(Structured figure records)
################
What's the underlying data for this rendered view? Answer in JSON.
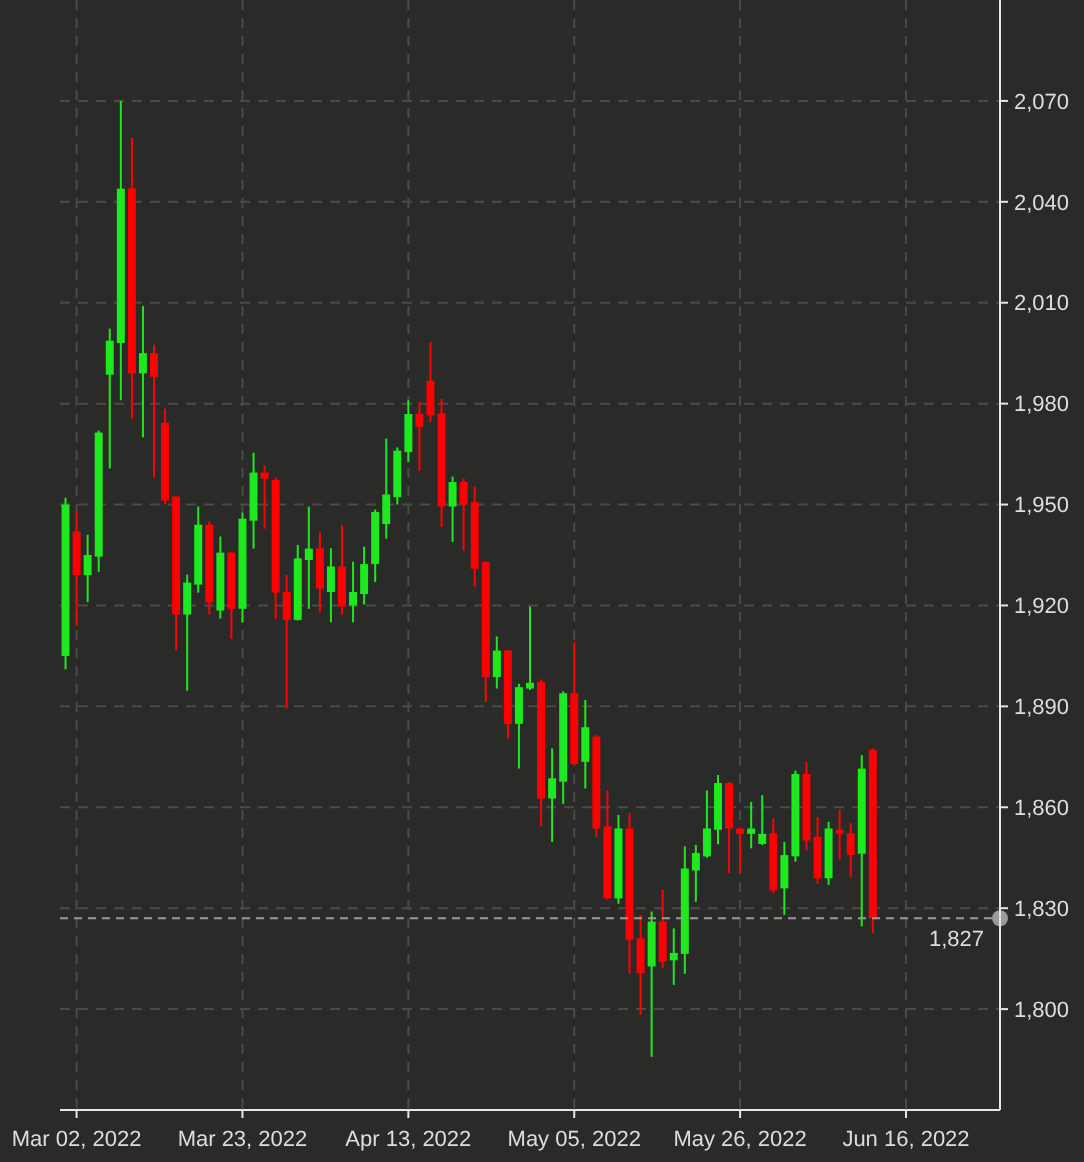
{
  "chart_data": {
    "type": "candlestick",
    "categories": [
      null,
      "Mar 02, 2022",
      null,
      null,
      null,
      null,
      null,
      null,
      null,
      null,
      null,
      null,
      null,
      null,
      null,
      null,
      "Mar 23, 2022",
      null,
      null,
      null,
      null,
      null,
      null,
      null,
      null,
      null,
      null,
      null,
      null,
      null,
      null,
      "Apr 13, 2022",
      null,
      null,
      null,
      null,
      null,
      null,
      null,
      null,
      null,
      null,
      null,
      null,
      null,
      null,
      "May 05, 2022",
      null,
      null,
      null,
      null,
      null,
      null,
      null,
      null,
      null,
      null,
      null,
      null,
      null,
      null,
      "May 26, 2022",
      null,
      null,
      null,
      null,
      null,
      null,
      null,
      null,
      null,
      null,
      null,
      null,
      null,
      null,
      "Jun 16, 2022",
      null,
      null,
      null,
      null,
      null,
      null,
      null,
      null
    ],
    "ohlc": [
      [
        1905,
        1952,
        1901,
        1950
      ],
      [
        1942,
        1948,
        1914,
        1929
      ],
      [
        1929,
        1941,
        1921,
        1935
      ],
      [
        1934.5,
        1972,
        1930,
        1971.4
      ],
      [
        1988.6,
        2002.3,
        1960.7,
        1998.7
      ],
      [
        1998,
        2070,
        1981,
        2043.9
      ],
      [
        2044,
        2059,
        1975.5,
        1989
      ],
      [
        1989,
        2009,
        1970,
        1995
      ],
      [
        1995,
        1997.5,
        1958,
        1988
      ],
      [
        1974.3,
        1978.5,
        1950,
        1951.2
      ],
      [
        1952.4,
        1952.4,
        1906.6,
        1917.3
      ],
      [
        1917.3,
        1929.2,
        1894.7,
        1926.8
      ],
      [
        1926.2,
        1949.4,
        1923.8,
        1944
      ],
      [
        1944,
        1945,
        1917.3,
        1920.9
      ],
      [
        1918.5,
        1940.5,
        1916.1,
        1935.7
      ],
      [
        1935.7,
        1936,
        1910,
        1919
      ],
      [
        1919,
        1947.6,
        1914.9,
        1945.8
      ],
      [
        1945.2,
        1965.4,
        1936.9,
        1959.5
      ],
      [
        1959.5,
        1961.6,
        1942.8,
        1957.7
      ],
      [
        1957.3,
        1958,
        1916,
        1923.8
      ],
      [
        1924,
        1929,
        1889.4,
        1915.7
      ],
      [
        1915.7,
        1938,
        1915.5,
        1934
      ],
      [
        1933.5,
        1949.4,
        1919,
        1936.9
      ],
      [
        1937,
        1941.8,
        1918,
        1925
      ],
      [
        1924,
        1937,
        1915,
        1931.6
      ],
      [
        1931.6,
        1944,
        1917.3,
        1919.7
      ],
      [
        1920,
        1933,
        1915,
        1924
      ],
      [
        1923.4,
        1937.5,
        1920.3,
        1932.3
      ],
      [
        1932.3,
        1948.5,
        1927,
        1947.8
      ],
      [
        1944.2,
        1969.6,
        1939.9,
        1953
      ],
      [
        1952.2,
        1967,
        1950,
        1966
      ],
      [
        1965.6,
        1981,
        1962.6,
        1976.9
      ],
      [
        1977,
        1980.5,
        1960,
        1973.1
      ],
      [
        1986.8,
        1998.3,
        1974.5,
        1976.5
      ],
      [
        1977.1,
        1981.5,
        1943.4,
        1949.4
      ],
      [
        1949.4,
        1958.3,
        1938.9,
        1956.7
      ],
      [
        1956.7,
        1957.7,
        1936.3,
        1950
      ],
      [
        1950.7,
        1955.3,
        1925.6,
        1930.9
      ],
      [
        1933,
        1933,
        1891.3,
        1898.7
      ],
      [
        1898.7,
        1910.8,
        1895.3,
        1906.6
      ],
      [
        1906.6,
        1906.6,
        1880.4,
        1884.8
      ],
      [
        1884.8,
        1896.7,
        1871.5,
        1895.7
      ],
      [
        1895.3,
        1919.7,
        1894.9,
        1897
      ],
      [
        1897.3,
        1898,
        1854.3,
        1862.6
      ],
      [
        1862.6,
        1877.5,
        1849.7,
        1868.6
      ],
      [
        1867.6,
        1894.5,
        1861,
        1893.9
      ],
      [
        1893.9,
        1909.1,
        1872.5,
        1872.9
      ],
      [
        1873.5,
        1891.9,
        1865.6,
        1883.8
      ],
      [
        1881,
        1881.5,
        1851.2,
        1853.7
      ],
      [
        1854.3,
        1865,
        1832.5,
        1832.9
      ],
      [
        1832.9,
        1857.7,
        1831.3,
        1853.7
      ],
      [
        1853.7,
        1858.3,
        1810.5,
        1820.6
      ],
      [
        1821,
        1828,
        1798.3,
        1810.7
      ],
      [
        1812.7,
        1829,
        1785.8,
        1826
      ],
      [
        1826,
        1835.5,
        1812.1,
        1814.1
      ],
      [
        1814.5,
        1824,
        1807.2,
        1816.7
      ],
      [
        1816.4,
        1848.4,
        1810.5,
        1841.8
      ],
      [
        1841.2,
        1848.8,
        1831.9,
        1846.4
      ],
      [
        1845.4,
        1865,
        1845,
        1853.7
      ],
      [
        1853.3,
        1869.6,
        1849,
        1867.2
      ],
      [
        1867.2,
        1867.5,
        1840.5,
        1853.7
      ],
      [
        1853.7,
        1853.9,
        1840.5,
        1852.1
      ],
      [
        1852.1,
        1861.6,
        1847.8,
        1853.7
      ],
      [
        1849.1,
        1863.6,
        1848.8,
        1852.1
      ],
      [
        1852.3,
        1856.7,
        1834.5,
        1835.3
      ],
      [
        1835.9,
        1849.7,
        1828,
        1845.8
      ],
      [
        1845.4,
        1870.9,
        1843.8,
        1869.9
      ],
      [
        1869.9,
        1873.5,
        1847.2,
        1850.1
      ],
      [
        1851.2,
        1857.1,
        1837.3,
        1838.9
      ],
      [
        1838.9,
        1855.7,
        1836.9,
        1853.7
      ],
      [
        1853.3,
        1859.2,
        1844.4,
        1852.1
      ],
      [
        1852.3,
        1855.3,
        1839.3,
        1845.8
      ],
      [
        1846.2,
        1875.5,
        1824.6,
        1871.5
      ],
      [
        1877.1,
        1877.5,
        1822.6,
        1827
      ],
      null,
      null,
      null,
      null,
      null,
      null,
      null,
      null,
      null,
      null,
      null
    ],
    "colors": [
      "#1ee81e",
      "#ff0000",
      "#1ee81e",
      "#1ee81e",
      "#1ee81e",
      "#1ee81e",
      "#ff0000",
      "#1ee81e",
      "#ff0000",
      "#ff0000",
      "#ff0000",
      "#1ee81e",
      "#1ee81e",
      "#ff0000",
      "#1ee81e",
      "#ff0000",
      "#1ee81e",
      "#1ee81e",
      "#ff0000",
      "#ff0000",
      "#ff0000",
      "#1ee81e",
      "#1ee81e",
      "#ff0000",
      "#1ee81e",
      "#ff0000",
      "#1ee81e",
      "#1ee81e",
      "#1ee81e",
      "#1ee81e",
      "#1ee81e",
      "#1ee81e",
      "#ff0000",
      "#ff0000",
      "#ff0000",
      "#1ee81e",
      "#ff0000",
      "#ff0000",
      "#ff0000",
      "#1ee81e",
      "#ff0000",
      "#1ee81e",
      "#1ee81e",
      "#ff0000",
      "#1ee81e",
      "#1ee81e",
      "#ff0000",
      "#1ee81e",
      "#ff0000",
      "#ff0000",
      "#1ee81e",
      "#ff0000",
      "#ff0000",
      "#1ee81e",
      "#ff0000",
      "#1ee81e",
      "#1ee81e",
      "#1ee81e",
      "#1ee81e",
      "#1ee81e",
      "#ff0000",
      "#ff0000",
      "#1ee81e",
      "#1ee81e",
      "#ff0000",
      "#1ee81e",
      "#1ee81e",
      "#ff0000",
      "#ff0000",
      "#1ee81e",
      "#ff0000",
      "#ff0000",
      "#1ee81e",
      "#ff0000",
      null,
      null,
      null,
      null,
      null,
      null,
      null,
      null,
      null,
      null,
      null
    ],
    "ylim": [
      1770,
      2100
    ],
    "yticks": [
      {
        "value": 1800,
        "label": "1,800"
      },
      {
        "value": 1830,
        "label": "1,830"
      },
      {
        "value": 1860,
        "label": "1,860"
      },
      {
        "value": 1890,
        "label": "1,890"
      },
      {
        "value": 1920,
        "label": "1,920"
      },
      {
        "value": 1950,
        "label": "1,950"
      },
      {
        "value": 1980,
        "label": "1,980"
      },
      {
        "value": 2010,
        "label": "2,010"
      },
      {
        "value": 2040,
        "label": "2,040"
      },
      {
        "value": 2070,
        "label": "2,070"
      }
    ],
    "ref_lines": [
      {
        "axis": "y",
        "value": 1827,
        "label": "1,827",
        "color": "#9a9a9a",
        "line_style": "dashed"
      }
    ],
    "grid": true
  }
}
################
* AIM OF THE TASK
Locate the lines above that hold the word "label". Show every one of them.

* SOLVED EXERCISE
        "label": "1,800"
        "label": "1,830"
        "label": "1,860"
        "label": "1,890"
        "label": "1,920"
        "label": "1,950"
        "label": "1,980"
        "label": "2,010"
        "label": "2,040"
        "label": "2,070"
        "label": "1,827",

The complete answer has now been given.